* _DIRECTIONS FOR THIS TASK_:
Gather each line containing the string "icon" from these entries.

----

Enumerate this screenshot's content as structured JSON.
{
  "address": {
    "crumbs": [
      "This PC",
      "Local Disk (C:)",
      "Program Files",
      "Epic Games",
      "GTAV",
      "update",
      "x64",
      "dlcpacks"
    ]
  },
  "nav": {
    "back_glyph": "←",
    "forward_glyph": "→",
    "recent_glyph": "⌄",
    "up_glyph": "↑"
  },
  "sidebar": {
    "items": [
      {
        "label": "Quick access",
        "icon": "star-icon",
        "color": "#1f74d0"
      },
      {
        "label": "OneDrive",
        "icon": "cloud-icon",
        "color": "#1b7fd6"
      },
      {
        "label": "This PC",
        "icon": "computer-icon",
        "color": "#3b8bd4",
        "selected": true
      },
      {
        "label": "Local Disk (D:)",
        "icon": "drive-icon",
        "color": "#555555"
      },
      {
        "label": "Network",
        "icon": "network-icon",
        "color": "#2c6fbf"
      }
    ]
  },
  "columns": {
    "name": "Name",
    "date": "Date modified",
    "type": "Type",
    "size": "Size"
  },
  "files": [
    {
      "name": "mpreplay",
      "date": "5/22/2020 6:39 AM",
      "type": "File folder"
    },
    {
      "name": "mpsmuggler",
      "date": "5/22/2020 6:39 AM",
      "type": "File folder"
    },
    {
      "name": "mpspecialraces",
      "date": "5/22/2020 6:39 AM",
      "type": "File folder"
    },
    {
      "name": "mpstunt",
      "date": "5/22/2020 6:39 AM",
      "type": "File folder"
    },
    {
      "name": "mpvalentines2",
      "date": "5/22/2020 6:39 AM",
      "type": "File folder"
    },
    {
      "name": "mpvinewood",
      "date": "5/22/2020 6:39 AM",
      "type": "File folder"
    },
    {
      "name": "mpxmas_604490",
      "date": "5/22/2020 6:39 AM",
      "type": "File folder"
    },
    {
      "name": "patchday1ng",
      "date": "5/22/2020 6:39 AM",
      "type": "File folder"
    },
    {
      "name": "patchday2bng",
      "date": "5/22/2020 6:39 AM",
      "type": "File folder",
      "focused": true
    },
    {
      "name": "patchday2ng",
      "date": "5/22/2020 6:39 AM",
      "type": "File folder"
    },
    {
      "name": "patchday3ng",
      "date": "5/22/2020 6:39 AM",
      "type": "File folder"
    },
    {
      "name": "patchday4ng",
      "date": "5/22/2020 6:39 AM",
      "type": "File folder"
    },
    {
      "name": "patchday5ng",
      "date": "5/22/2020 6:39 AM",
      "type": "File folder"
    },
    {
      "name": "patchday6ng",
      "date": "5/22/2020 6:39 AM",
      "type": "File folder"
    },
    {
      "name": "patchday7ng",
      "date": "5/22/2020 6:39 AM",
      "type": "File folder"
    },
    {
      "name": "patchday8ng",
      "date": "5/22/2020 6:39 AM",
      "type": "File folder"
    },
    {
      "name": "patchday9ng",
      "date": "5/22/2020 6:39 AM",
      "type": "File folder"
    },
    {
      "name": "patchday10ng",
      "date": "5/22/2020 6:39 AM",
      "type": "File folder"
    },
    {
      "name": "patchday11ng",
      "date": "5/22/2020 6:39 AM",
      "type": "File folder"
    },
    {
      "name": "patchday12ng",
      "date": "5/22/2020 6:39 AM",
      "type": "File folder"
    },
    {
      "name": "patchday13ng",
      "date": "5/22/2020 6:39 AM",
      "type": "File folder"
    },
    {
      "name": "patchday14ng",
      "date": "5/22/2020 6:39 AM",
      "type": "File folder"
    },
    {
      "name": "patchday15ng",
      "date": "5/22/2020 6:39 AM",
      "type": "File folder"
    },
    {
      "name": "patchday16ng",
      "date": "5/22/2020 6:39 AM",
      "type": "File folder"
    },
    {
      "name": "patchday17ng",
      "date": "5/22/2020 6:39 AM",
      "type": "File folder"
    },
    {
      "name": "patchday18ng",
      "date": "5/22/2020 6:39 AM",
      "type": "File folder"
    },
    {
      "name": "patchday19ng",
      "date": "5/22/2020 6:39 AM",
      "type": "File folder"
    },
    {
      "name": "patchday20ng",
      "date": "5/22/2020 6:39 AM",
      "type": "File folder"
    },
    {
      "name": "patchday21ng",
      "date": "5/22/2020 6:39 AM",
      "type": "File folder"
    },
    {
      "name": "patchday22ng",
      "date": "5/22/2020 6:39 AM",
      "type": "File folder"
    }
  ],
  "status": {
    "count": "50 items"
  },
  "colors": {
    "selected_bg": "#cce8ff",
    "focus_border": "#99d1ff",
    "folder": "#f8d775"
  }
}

----

* _TASK SOLUTION_:
        "icon": "star-icon",
        "icon": "cloud-icon",
        "icon": "computer-icon",
        "icon": "drive-icon",
        "icon": "network-icon",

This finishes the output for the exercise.